WHAT THIS TASK INVOLVES =
What follows is a listing. Return every line of it exactly.

»»

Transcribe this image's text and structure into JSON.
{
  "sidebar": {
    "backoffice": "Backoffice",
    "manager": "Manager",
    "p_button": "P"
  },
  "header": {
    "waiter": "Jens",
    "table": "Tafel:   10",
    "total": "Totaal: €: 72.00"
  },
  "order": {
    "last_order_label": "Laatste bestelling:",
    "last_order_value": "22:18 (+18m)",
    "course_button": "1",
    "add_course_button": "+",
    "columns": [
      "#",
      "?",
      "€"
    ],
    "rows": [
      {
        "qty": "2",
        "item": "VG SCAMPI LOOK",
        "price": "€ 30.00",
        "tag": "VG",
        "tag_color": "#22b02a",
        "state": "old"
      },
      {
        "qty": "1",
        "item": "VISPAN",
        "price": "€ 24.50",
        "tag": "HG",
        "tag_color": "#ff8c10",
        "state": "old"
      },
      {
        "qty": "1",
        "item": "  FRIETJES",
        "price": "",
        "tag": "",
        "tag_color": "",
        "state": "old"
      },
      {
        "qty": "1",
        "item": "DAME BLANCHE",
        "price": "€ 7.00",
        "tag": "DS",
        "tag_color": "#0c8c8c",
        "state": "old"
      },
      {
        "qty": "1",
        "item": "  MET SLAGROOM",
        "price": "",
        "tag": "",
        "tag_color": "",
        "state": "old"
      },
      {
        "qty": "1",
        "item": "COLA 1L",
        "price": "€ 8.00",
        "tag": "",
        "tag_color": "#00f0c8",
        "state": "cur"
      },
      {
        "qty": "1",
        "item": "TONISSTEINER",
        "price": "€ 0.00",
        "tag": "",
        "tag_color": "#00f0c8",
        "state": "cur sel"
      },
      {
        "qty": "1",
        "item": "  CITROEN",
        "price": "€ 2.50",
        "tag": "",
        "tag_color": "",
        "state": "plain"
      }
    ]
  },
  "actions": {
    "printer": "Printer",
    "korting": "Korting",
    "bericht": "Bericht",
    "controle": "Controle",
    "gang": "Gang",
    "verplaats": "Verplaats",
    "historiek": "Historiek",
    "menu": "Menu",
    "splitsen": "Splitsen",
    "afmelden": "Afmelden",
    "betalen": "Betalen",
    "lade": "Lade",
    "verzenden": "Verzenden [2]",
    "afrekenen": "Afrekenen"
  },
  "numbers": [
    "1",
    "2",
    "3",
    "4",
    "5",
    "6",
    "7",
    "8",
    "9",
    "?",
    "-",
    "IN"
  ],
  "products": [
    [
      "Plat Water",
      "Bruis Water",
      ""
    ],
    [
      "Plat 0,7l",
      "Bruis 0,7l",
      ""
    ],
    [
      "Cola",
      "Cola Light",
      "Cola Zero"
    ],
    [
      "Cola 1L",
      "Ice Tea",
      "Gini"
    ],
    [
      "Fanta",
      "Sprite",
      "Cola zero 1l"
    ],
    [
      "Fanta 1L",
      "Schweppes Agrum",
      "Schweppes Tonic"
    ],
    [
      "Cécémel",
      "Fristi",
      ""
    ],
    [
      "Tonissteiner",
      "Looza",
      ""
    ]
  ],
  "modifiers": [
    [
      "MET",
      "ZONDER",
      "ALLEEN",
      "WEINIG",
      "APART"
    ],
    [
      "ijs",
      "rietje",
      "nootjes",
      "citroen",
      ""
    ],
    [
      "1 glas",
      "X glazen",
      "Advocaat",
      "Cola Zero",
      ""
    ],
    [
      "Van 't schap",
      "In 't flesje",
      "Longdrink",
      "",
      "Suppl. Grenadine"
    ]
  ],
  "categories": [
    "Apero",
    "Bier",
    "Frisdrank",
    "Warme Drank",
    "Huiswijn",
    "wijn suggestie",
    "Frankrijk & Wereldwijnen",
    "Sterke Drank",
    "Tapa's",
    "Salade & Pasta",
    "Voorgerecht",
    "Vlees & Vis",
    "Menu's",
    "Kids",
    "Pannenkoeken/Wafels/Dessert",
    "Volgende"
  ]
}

««

RESULT FOR THIS TASK =
Transcribe this image's text and structure into JSON.
{
  "sidebar": {
    "backoffice": "Backoffice",
    "manager": "Manager",
    "p_button": "P"
  },
  "header": {
    "waiter": "Jens",
    "table": "Tafel:   10",
    "total": "Totaal: €: 72.00"
  },
  "order": {
    "last_order_label": "Laatste bestelling:",
    "last_order_value": "22:18 (+18m)",
    "course_button": "1",
    "add_course_button": "+",
    "columns": [
      "#",
      "?",
      "€"
    ],
    "rows": [
      {
        "qty": "2",
        "item": "VG SCAMPI LOOK",
        "price": "€ 30.00",
        "tag": "VG",
        "tag_color": "#22b02a",
        "state": "old"
      },
      {
        "qty": "1",
        "item": "VISPAN",
        "price": "€ 24.50",
        "tag": "HG",
        "tag_color": "#ff8c10",
        "state": "old"
      },
      {
        "qty": "1",
        "item": "  FRIETJES",
        "price": "",
        "tag": "",
        "tag_color": "",
        "state": "old"
      },
      {
        "qty": "1",
        "item": "DAME BLANCHE",
        "price": "€ 7.00",
        "tag": "DS",
        "tag_color": "#0c8c8c",
        "state": "old"
      },
      {
        "qty": "1",
        "item": "  MET SLAGROOM",
        "price": "",
        "tag": "",
        "tag_color": "",
        "state": "old"
      },
      {
        "qty": "1",
        "item": "COLA 1L",
        "price": "€ 8.00",
        "tag": "",
        "tag_color": "#00f0c8",
        "state": "cur"
      },
      {
        "qty": "1",
        "item": "TONISSTEINER",
        "price": "€ 0.00",
        "tag": "",
        "tag_color": "#00f0c8",
        "state": "cur sel"
      },
      {
        "qty": "1",
        "item": "  CITROEN",
        "price": "€ 2.50",
        "tag": "",
        "tag_color": "",
        "state": "plain"
      }
    ]
  },
  "actions": {
    "printer": "Printer",
    "korting": "Korting",
    "bericht": "Bericht",
    "controle": "Controle",
    "gang": "Gang",
    "verplaats": "Verplaats",
    "historiek": "Historiek",
    "menu": "Menu",
    "splitsen": "Splitsen",
    "afmelden": "Afmelden",
    "betalen": "Betalen",
    "lade": "Lade",
    "verzenden": "Verzenden [2]",
    "afrekenen": "Afrekenen"
  },
  "numbers": [
    "1",
    "2",
    "3",
    "4",
    "5",
    "6",
    "7",
    "8",
    "9",
    "?",
    "-",
    "IN"
  ],
  "products": [
    [
      "Plat Water",
      "Bruis Water",
      ""
    ],
    [
      "Plat 0,7l",
      "Bruis 0,7l",
      ""
    ],
    [
      "Cola",
      "Cola Light",
      "Cola Zero"
    ],
    [
      "Cola 1L",
      "Ice Tea",
      "Gini"
    ],
    [
      "Fanta",
      "Sprite",
      "Cola zero 1l"
    ],
    [
      "Fanta 1L",
      "Schweppes Agrum",
      "Schweppes Tonic"
    ],
    [
      "Cécémel",
      "Fristi",
      ""
    ],
    [
      "Tonissteiner",
      "Looza",
      ""
    ]
  ],
  "modifiers": [
    [
      "MET",
      "ZONDER",
      "ALLEEN",
      "WEINIG",
      "APART"
    ],
    [
      "ijs",
      "rietje",
      "nootjes",
      "citroen",
      ""
    ],
    [
      "1 glas",
      "X glazen",
      "Advocaat",
      "Cola Zero",
      ""
    ],
    [
      "Van 't schap",
      "In 't flesje",
      "Longdrink",
      "",
      "Suppl. Grenadine"
    ]
  ],
  "categories": [
    "Apero",
    "Bier",
    "Frisdrank",
    "Warme Drank",
    "Huiswijn",
    "wijn suggestie",
    "Frankrijk & Wereldwijnen",
    "Sterke Drank",
    "Tapa's",
    "Salade & Pasta",
    "Voorgerecht",
    "Vlees & Vis",
    "Menu's",
    "Kids",
    "Pannenkoeken/Wafels/Dessert",
    "Volgende"
  ]
}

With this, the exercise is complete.